[DATA FOR THIS TASK]:
* Start *

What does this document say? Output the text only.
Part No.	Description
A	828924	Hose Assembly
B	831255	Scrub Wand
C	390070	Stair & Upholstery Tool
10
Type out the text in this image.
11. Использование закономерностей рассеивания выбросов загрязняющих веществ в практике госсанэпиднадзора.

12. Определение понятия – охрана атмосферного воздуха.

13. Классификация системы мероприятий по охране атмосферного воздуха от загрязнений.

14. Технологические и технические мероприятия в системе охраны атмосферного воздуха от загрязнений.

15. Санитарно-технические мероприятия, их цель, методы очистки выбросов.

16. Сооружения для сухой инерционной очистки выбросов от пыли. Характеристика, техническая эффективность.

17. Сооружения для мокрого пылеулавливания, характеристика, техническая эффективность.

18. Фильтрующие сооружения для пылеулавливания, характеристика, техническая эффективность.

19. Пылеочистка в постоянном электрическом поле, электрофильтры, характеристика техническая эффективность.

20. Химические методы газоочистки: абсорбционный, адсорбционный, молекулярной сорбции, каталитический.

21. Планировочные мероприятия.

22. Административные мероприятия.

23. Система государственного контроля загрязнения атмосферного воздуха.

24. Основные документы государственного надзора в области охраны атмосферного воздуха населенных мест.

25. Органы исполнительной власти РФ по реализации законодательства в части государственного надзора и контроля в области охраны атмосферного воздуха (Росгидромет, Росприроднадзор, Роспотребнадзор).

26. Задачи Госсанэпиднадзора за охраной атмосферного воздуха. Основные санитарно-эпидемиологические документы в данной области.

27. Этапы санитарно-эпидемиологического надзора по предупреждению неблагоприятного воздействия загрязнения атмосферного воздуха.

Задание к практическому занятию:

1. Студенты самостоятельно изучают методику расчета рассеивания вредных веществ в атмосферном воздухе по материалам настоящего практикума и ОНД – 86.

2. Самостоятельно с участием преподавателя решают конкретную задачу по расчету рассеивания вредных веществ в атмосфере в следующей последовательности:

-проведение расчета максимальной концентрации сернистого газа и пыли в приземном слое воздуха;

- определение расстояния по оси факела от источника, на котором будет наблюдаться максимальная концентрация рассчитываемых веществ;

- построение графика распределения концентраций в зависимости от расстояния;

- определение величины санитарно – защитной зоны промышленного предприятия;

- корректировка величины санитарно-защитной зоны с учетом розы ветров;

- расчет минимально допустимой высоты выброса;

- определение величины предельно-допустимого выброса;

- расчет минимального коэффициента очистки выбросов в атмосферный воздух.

* End *

Read through the entries and copy every line that includes "зоны".

[EXERCISE RESPONSE]:
- определение величины санитарно – защитной зоны промышленного предприятия;
- корректировка величины санитарно-защитной зоны с учетом розы ветров;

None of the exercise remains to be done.